_WHAT THE TASK ASKS_
Print out the material that follows word for word.

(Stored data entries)
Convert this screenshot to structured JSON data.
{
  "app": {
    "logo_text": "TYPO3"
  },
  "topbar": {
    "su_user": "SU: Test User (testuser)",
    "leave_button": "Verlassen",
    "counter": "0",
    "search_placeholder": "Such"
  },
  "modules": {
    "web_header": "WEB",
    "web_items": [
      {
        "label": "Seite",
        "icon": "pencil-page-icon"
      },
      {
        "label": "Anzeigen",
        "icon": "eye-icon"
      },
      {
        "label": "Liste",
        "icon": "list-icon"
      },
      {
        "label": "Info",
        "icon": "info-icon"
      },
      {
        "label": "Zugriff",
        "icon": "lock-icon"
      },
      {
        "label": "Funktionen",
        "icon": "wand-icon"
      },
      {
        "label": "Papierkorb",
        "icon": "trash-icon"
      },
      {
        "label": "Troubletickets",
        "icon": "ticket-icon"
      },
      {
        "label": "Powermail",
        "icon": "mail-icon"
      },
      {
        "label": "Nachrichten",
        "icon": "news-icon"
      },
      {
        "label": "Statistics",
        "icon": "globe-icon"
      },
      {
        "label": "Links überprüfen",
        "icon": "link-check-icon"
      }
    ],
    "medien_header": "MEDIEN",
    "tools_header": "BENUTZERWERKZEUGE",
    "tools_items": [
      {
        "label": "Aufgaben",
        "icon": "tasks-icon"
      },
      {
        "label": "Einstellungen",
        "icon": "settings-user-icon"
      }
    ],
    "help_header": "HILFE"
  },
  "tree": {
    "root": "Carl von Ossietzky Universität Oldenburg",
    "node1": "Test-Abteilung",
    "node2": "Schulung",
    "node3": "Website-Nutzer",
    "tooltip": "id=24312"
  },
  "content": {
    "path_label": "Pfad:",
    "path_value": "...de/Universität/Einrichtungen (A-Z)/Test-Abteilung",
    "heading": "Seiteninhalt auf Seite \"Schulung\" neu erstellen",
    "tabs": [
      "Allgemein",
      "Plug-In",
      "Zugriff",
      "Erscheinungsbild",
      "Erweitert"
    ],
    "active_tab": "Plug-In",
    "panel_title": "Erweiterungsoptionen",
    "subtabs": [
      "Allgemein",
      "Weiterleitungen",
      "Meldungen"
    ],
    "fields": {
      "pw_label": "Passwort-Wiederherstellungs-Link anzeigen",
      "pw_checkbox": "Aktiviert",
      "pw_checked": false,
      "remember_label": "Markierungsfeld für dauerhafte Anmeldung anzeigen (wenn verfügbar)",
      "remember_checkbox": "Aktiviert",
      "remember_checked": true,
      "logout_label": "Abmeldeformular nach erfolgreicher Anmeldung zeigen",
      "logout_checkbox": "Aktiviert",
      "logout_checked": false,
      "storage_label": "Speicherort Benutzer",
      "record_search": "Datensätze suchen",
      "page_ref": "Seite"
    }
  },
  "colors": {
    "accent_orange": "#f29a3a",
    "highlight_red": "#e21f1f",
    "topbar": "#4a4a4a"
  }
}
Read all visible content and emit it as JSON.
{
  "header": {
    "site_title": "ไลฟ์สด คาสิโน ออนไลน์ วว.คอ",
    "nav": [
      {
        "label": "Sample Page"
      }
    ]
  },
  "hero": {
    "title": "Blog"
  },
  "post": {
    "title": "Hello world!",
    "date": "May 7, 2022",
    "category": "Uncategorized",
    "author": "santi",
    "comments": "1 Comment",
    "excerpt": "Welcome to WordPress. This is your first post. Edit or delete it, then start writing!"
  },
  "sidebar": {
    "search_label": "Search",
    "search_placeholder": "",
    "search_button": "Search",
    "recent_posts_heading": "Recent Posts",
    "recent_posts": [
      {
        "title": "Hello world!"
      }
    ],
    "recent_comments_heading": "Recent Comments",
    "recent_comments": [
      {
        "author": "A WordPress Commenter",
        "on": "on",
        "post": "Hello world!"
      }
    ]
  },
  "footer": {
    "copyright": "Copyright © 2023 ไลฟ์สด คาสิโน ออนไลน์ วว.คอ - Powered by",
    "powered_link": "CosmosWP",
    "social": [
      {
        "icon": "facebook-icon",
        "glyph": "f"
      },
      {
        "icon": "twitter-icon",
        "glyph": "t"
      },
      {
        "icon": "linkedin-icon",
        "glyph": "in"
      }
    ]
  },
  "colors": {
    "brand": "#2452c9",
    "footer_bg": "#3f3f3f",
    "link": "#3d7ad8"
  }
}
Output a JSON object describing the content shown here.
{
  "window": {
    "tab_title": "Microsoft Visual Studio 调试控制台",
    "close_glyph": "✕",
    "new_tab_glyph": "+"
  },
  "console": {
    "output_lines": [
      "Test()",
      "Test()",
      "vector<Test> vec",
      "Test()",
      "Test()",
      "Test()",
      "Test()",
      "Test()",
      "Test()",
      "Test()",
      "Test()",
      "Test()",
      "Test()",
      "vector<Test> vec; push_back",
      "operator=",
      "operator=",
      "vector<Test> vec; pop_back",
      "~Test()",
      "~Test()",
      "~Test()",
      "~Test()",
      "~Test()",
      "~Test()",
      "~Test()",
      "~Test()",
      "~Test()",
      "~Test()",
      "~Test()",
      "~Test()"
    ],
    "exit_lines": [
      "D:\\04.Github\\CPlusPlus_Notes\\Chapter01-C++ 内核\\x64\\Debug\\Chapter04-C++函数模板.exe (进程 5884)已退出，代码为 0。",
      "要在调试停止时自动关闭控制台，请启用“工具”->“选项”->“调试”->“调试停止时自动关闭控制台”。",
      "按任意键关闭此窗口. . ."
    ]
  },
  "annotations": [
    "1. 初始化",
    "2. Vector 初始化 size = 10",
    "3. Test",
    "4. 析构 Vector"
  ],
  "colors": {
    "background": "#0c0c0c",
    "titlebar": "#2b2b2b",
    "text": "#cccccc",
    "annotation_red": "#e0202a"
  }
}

_SOLUTION TO THIS TASK_
Convert this screenshot to structured JSON data.
{
  "app": {
    "logo_text": "TYPO3"
  },
  "topbar": {
    "su_user": "SU: Test User (testuser)",
    "leave_button": "Verlassen",
    "counter": "0",
    "search_placeholder": "Such"
  },
  "modules": {
    "web_header": "WEB",
    "web_items": [
      {
        "label": "Seite",
        "icon": "pencil-page-icon"
      },
      {
        "label": "Anzeigen",
        "icon": "eye-icon"
      },
      {
        "label": "Liste",
        "icon": "list-icon"
      },
      {
        "label": "Info",
        "icon": "info-icon"
      },
      {
        "label": "Zugriff",
        "icon": "lock-icon"
      },
      {
        "label": "Funktionen",
        "icon": "wand-icon"
      },
      {
        "label": "Papierkorb",
        "icon": "trash-icon"
      },
      {
        "label": "Troubletickets",
        "icon": "ticket-icon"
      },
      {
        "label": "Powermail",
        "icon": "mail-icon"
      },
      {
        "label": "Nachrichten",
        "icon": "news-icon"
      },
      {
        "label": "Statistics",
        "icon": "globe-icon"
      },
      {
        "label": "Links überprüfen",
        "icon": "link-check-icon"
      }
    ],
    "medien_header": "MEDIEN",
    "tools_header": "BENUTZERWERKZEUGE",
    "tools_items": [
      {
        "label": "Aufgaben",
        "icon": "tasks-icon"
      },
      {
        "label": "Einstellungen",
        "icon": "settings-user-icon"
      }
    ],
    "help_header": "HILFE"
  },
  "tree": {
    "root": "Carl von Ossietzky Universität Oldenburg",
    "node1": "Test-Abteilung",
    "node2": "Schulung",
    "node3": "Website-Nutzer",
    "tooltip": "id=24312"
  },
  "content": {
    "path_label": "Pfad:",
    "path_value": "...de/Universität/Einrichtungen (A-Z)/Test-Abteilung",
    "heading": "Seiteninhalt auf Seite \"Schulung\" neu erstellen",
    "tabs": [
      "Allgemein",
      "Plug-In",
      "Zugriff",
      "Erscheinungsbild",
      "Erweitert"
    ],
    "active_tab": "Plug-In",
    "panel_title": "Erweiterungsoptionen",
    "subtabs": [
      "Allgemein",
      "Weiterleitungen",
      "Meldungen"
    ],
    "fields": {
      "pw_label": "Passwort-Wiederherstellungs-Link anzeigen",
      "pw_checkbox": "Aktiviert",
      "pw_checked": false,
      "remember_label": "Markierungsfeld für dauerhafte Anmeldung anzeigen (wenn verfügbar)",
      "remember_checkbox": "Aktiviert",
      "remember_checked": true,
      "logout_label": "Abmeldeformular nach erfolgreicher Anmeldung zeigen",
      "logout_checkbox": "Aktiviert",
      "logout_checked": false,
      "storage_label": "Speicherort Benutzer",
      "record_search": "Datensätze suchen",
      "page_ref": "Seite"
    }
  },
  "colors": {
    "accent_orange": "#f29a3a",
    "highlight_red": "#e21f1f",
    "topbar": "#4a4a4a"
  }
}
Read all visible content and emit it as JSON.
{
  "header": {
    "site_title": "ไลฟ์สด คาสิโน ออนไลน์ วว.คอ",
    "nav": [
      {
        "label": "Sample Page"
      }
    ]
  },
  "hero": {
    "title": "Blog"
  },
  "post": {
    "title": "Hello world!",
    "date": "May 7, 2022",
    "category": "Uncategorized",
    "author": "santi",
    "comments": "1 Comment",
    "excerpt": "Welcome to WordPress. This is your first post. Edit or delete it, then start writing!"
  },
  "sidebar": {
    "search_label": "Search",
    "search_placeholder": "",
    "search_button": "Search",
    "recent_posts_heading": "Recent Posts",
    "recent_posts": [
      {
        "title": "Hello world!"
      }
    ],
    "recent_comments_heading": "Recent Comments",
    "recent_comments": [
      {
        "author": "A WordPress Commenter",
        "on": "on",
        "post": "Hello world!"
      }
    ]
  },
  "footer": {
    "copyright": "Copyright © 2023 ไลฟ์สด คาสิโน ออนไลน์ วว.คอ - Powered by",
    "powered_link": "CosmosWP",
    "social": [
      {
        "icon": "facebook-icon",
        "glyph": "f"
      },
      {
        "icon": "twitter-icon",
        "glyph": "t"
      },
      {
        "icon": "linkedin-icon",
        "glyph": "in"
      }
    ]
  },
  "colors": {
    "brand": "#2452c9",
    "footer_bg": "#3f3f3f",
    "link": "#3d7ad8"
  }
}
Output a JSON object describing the content shown here.
{
  "window": {
    "tab_title": "Microsoft Visual Studio 调试控制台",
    "close_glyph": "✕",
    "new_tab_glyph": "+"
  },
  "console": {
    "output_lines": [
      "Test()",
      "Test()",
      "vector<Test> vec",
      "Test()",
      "Test()",
      "Test()",
      "Test()",
      "Test()",
      "Test()",
      "Test()",
      "Test()",
      "Test()",
      "Test()",
      "vector<Test> vec; push_back",
      "operator=",
      "operator=",
      "vector<Test> vec; pop_back",
      "~Test()",
      "~Test()",
      "~Test()",
      "~Test()",
      "~Test()",
      "~Test()",
      "~Test()",
      "~Test()",
      "~Test()",
      "~Test()",
      "~Test()",
      "~Test()"
    ],
    "exit_lines": [
      "D:\\04.Github\\CPlusPlus_Notes\\Chapter01-C++ 内核\\x64\\Debug\\Chapter04-C++函数模板.exe (进程 5884)已退出，代码为 0。",
      "要在调试停止时自动关闭控制台，请启用“工具”->“选项”->“调试”->“调试停止时自动关闭控制台”。",
      "按任意键关闭此窗口. . ."
    ]
  },
  "annotations": [
    "1. 初始化",
    "2. Vector 初始化 size = 10",
    "3. Test",
    "4. 析构 Vector"
  ],
  "colors": {
    "background": "#0c0c0c",
    "titlebar": "#2b2b2b",
    "text": "#cccccc",
    "annotation_red": "#e0202a"
  }
}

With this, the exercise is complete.